Requirement → Your task is to quote the material that follows, in full and exactly.
▬▬▬▬▬▬
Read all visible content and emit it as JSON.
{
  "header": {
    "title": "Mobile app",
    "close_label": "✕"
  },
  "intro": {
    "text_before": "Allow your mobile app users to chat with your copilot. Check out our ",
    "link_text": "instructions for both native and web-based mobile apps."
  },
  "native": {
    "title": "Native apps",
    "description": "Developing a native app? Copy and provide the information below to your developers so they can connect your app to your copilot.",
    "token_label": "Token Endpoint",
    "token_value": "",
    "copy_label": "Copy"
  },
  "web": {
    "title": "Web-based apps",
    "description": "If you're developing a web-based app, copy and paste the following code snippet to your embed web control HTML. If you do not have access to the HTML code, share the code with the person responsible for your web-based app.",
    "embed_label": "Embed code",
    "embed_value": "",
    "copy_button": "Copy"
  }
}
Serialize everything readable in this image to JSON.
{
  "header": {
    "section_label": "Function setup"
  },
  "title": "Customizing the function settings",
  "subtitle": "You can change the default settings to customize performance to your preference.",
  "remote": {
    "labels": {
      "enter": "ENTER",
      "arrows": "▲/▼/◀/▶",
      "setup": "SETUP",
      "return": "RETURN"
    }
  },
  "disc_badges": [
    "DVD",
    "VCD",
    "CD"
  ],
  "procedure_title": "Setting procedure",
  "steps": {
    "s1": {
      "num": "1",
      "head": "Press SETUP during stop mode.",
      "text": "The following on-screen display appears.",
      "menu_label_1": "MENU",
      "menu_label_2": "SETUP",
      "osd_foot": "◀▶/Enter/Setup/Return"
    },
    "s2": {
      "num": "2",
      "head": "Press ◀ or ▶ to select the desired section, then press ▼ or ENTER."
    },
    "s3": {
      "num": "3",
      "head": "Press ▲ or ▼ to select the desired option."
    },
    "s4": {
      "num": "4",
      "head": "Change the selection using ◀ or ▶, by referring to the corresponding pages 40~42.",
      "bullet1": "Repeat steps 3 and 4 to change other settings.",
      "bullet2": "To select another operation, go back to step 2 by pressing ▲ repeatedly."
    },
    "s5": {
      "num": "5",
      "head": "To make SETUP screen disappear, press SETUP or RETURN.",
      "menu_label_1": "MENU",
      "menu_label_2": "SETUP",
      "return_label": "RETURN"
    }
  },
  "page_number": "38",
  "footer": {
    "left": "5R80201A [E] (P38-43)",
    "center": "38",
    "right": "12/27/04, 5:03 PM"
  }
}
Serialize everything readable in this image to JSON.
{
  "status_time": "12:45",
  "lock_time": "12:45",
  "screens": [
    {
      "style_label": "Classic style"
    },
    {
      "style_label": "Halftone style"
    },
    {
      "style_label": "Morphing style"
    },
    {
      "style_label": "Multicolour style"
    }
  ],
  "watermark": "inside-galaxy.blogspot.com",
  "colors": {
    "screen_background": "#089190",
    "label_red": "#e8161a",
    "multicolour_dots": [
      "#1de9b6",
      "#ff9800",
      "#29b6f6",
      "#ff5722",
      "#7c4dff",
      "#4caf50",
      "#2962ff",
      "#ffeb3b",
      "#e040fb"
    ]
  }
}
▬▬▬▬▬▬
Output for this task →
Read all visible content and emit it as JSON.
{
  "header": {
    "title": "Mobile app",
    "close_label": "✕"
  },
  "intro": {
    "text_before": "Allow your mobile app users to chat with your copilot. Check out our ",
    "link_text": "instructions for both native and web-based mobile apps."
  },
  "native": {
    "title": "Native apps",
    "description": "Developing a native app? Copy and provide the information below to your developers so they can connect your app to your copilot.",
    "token_label": "Token Endpoint",
    "token_value": "",
    "copy_label": "Copy"
  },
  "web": {
    "title": "Web-based apps",
    "description": "If you're developing a web-based app, copy and paste the following code snippet to your embed web control HTML. If you do not have access to the HTML code, share the code with the person responsible for your web-based app.",
    "embed_label": "Embed code",
    "embed_value": "",
    "copy_button": "Copy"
  }
}
Serialize everything readable in this image to JSON.
{
  "header": {
    "section_label": "Function setup"
  },
  "title": "Customizing the function settings",
  "subtitle": "You can change the default settings to customize performance to your preference.",
  "remote": {
    "labels": {
      "enter": "ENTER",
      "arrows": "▲/▼/◀/▶",
      "setup": "SETUP",
      "return": "RETURN"
    }
  },
  "disc_badges": [
    "DVD",
    "VCD",
    "CD"
  ],
  "procedure_title": "Setting procedure",
  "steps": {
    "s1": {
      "num": "1",
      "head": "Press SETUP during stop mode.",
      "text": "The following on-screen display appears.",
      "menu_label_1": "MENU",
      "menu_label_2": "SETUP",
      "osd_foot": "◀▶/Enter/Setup/Return"
    },
    "s2": {
      "num": "2",
      "head": "Press ◀ or ▶ to select the desired section, then press ▼ or ENTER."
    },
    "s3": {
      "num": "3",
      "head": "Press ▲ or ▼ to select the desired option."
    },
    "s4": {
      "num": "4",
      "head": "Change the selection using ◀ or ▶, by referring to the corresponding pages 40~42.",
      "bullet1": "Repeat steps 3 and 4 to change other settings.",
      "bullet2": "To select another operation, go back to step 2 by pressing ▲ repeatedly."
    },
    "s5": {
      "num": "5",
      "head": "To make SETUP screen disappear, press SETUP or RETURN.",
      "menu_label_1": "MENU",
      "menu_label_2": "SETUP",
      "return_label": "RETURN"
    }
  },
  "page_number": "38",
  "footer": {
    "left": "5R80201A [E] (P38-43)",
    "center": "38",
    "right": "12/27/04, 5:03 PM"
  }
}
Serialize everything readable in this image to JSON.
{
  "status_time": "12:45",
  "lock_time": "12:45",
  "screens": [
    {
      "style_label": "Classic style"
    },
    {
      "style_label": "Halftone style"
    },
    {
      "style_label": "Morphing style"
    },
    {
      "style_label": "Multicolour style"
    }
  ],
  "watermark": "inside-galaxy.blogspot.com",
  "colors": {
    "screen_background": "#089190",
    "label_red": "#e8161a",
    "multicolour_dots": [
      "#1de9b6",
      "#ff9800",
      "#29b6f6",
      "#ff5722",
      "#7c4dff",
      "#4caf50",
      "#2962ff",
      "#ffeb3b",
      "#e040fb"
    ]
  }
}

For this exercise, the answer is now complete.